##### RECORDS PROVIDED #####

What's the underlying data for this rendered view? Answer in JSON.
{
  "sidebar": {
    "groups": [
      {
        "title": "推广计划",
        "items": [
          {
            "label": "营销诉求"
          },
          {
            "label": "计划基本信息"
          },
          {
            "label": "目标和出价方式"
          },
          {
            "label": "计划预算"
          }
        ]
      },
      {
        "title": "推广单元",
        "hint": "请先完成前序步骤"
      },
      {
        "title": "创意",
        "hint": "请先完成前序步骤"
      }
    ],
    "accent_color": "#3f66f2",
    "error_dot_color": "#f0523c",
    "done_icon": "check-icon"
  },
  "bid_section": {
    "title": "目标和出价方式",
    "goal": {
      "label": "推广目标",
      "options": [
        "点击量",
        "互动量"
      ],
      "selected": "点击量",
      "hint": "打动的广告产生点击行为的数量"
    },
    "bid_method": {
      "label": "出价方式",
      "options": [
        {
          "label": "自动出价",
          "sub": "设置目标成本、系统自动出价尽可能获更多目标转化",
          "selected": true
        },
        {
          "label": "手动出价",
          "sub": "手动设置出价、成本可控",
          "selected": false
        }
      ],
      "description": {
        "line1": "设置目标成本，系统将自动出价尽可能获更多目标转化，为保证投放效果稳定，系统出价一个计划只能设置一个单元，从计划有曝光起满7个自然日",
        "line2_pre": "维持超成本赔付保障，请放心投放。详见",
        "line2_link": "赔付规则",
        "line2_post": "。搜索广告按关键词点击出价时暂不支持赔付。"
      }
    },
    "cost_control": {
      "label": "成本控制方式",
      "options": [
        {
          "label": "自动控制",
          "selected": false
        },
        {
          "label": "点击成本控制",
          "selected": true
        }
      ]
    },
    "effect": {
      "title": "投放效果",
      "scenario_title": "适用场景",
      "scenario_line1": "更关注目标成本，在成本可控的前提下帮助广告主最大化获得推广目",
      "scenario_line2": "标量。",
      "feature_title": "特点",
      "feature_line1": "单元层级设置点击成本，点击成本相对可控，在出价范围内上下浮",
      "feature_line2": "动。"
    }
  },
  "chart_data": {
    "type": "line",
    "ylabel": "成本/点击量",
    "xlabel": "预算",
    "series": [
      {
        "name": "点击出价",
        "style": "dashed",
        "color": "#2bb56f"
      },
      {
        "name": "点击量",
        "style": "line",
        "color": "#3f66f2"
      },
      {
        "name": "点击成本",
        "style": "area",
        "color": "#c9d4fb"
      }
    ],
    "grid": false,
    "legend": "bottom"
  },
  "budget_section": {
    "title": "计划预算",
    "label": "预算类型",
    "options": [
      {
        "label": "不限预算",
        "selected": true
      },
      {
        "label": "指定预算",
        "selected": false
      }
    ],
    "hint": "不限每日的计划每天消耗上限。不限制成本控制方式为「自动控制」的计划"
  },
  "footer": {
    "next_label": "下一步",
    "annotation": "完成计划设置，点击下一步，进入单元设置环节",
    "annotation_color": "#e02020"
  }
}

#####
##### RECORDS PROVIDED #####

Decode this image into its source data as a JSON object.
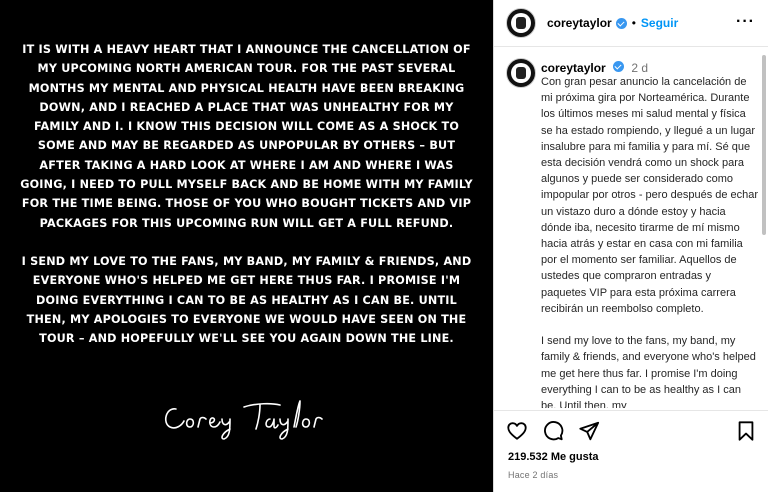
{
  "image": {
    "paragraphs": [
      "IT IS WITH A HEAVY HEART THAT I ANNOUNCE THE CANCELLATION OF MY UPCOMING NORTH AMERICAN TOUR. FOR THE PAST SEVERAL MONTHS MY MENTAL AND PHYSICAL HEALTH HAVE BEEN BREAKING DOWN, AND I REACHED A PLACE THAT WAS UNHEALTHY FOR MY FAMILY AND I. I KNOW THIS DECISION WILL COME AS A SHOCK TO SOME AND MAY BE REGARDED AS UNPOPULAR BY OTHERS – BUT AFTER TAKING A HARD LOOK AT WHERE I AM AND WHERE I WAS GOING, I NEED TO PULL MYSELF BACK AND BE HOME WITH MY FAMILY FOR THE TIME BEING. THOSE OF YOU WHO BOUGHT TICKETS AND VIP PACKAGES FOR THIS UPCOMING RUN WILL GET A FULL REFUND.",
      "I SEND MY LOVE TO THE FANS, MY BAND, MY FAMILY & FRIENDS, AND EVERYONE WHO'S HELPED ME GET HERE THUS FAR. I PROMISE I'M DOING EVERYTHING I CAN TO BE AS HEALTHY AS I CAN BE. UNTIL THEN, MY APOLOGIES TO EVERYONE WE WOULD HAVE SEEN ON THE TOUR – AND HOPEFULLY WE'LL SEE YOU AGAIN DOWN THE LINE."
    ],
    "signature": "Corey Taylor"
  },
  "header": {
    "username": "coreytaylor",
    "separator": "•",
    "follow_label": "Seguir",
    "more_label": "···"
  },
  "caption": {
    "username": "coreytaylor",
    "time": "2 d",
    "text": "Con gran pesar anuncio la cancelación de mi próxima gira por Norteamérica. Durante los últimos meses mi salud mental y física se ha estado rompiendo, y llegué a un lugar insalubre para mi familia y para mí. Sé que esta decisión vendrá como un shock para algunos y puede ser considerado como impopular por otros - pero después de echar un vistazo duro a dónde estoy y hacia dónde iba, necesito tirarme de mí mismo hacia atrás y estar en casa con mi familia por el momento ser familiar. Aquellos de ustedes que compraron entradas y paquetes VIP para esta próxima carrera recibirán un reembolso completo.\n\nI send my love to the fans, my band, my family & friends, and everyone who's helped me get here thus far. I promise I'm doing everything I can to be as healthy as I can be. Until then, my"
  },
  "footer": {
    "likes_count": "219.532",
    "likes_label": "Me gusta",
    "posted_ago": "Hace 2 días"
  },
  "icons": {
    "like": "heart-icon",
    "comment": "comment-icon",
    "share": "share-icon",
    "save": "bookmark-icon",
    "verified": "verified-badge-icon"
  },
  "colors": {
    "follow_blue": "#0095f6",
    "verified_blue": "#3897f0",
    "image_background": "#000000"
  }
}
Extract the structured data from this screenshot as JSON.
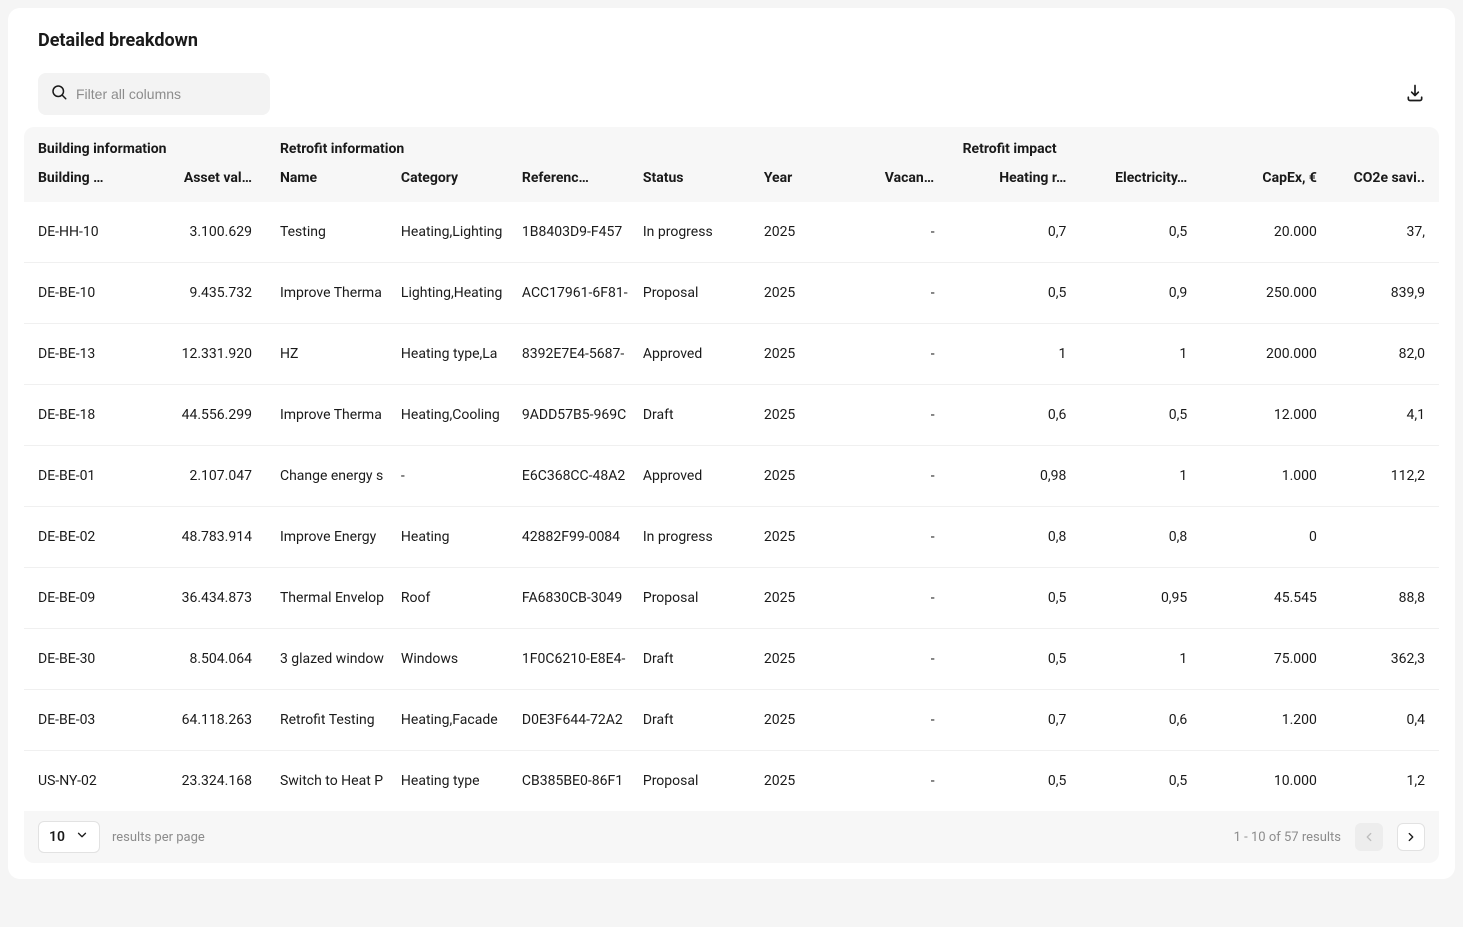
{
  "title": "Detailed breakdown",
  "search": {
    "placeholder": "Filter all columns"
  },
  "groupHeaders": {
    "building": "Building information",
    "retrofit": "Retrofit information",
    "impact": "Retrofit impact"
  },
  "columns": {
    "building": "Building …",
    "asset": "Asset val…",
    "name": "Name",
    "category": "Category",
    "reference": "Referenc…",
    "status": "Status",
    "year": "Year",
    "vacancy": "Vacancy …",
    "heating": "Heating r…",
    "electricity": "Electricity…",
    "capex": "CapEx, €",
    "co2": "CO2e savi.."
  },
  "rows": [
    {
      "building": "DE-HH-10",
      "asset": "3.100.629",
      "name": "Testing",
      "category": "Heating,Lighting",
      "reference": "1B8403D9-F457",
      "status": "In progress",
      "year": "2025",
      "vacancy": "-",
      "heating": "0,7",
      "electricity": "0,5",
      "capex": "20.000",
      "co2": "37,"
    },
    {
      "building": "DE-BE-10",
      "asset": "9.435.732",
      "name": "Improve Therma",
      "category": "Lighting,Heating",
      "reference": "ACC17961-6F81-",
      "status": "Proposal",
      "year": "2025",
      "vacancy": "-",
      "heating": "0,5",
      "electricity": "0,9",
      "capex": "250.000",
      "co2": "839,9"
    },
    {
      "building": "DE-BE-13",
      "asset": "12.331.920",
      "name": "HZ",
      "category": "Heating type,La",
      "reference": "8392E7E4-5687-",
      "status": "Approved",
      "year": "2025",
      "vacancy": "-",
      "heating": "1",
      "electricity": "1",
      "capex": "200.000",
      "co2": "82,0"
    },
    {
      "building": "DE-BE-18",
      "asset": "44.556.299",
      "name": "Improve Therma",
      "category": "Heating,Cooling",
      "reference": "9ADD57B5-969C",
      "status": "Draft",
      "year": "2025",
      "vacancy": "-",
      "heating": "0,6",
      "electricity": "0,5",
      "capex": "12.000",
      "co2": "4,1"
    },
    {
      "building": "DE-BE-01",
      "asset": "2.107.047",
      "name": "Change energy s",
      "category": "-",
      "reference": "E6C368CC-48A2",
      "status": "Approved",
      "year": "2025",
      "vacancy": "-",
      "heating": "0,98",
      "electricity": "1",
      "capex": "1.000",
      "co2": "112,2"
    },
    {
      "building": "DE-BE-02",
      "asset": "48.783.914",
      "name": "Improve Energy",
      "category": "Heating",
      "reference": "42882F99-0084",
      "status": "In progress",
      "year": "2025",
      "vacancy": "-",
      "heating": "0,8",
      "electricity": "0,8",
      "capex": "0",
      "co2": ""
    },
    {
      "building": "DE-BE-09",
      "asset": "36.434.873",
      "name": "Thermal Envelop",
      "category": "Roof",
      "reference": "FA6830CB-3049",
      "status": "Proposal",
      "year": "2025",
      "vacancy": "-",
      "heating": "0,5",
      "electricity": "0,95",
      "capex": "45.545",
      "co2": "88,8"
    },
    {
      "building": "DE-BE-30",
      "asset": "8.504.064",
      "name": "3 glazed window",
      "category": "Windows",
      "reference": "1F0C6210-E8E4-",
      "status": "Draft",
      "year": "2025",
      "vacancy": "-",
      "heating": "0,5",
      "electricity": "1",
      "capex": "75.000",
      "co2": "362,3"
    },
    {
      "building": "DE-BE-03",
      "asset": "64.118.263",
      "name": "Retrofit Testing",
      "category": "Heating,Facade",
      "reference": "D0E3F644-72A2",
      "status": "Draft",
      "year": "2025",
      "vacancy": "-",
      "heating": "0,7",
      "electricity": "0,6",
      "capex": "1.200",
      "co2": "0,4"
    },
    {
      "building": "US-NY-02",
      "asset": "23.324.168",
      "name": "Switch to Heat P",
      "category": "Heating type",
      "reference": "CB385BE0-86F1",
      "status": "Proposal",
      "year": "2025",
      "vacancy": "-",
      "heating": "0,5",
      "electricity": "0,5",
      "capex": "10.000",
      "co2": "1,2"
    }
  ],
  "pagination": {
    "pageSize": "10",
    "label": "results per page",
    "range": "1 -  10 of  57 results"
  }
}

#####

**CHALLENGE**
Go through the preceding material and copy each line that has the word "Retrofit".

**CORRECT RESULT**
    "retrofit": "Retrofit information",
    "impact": "Retrofit impact"
      "name": "Retrofit Testing",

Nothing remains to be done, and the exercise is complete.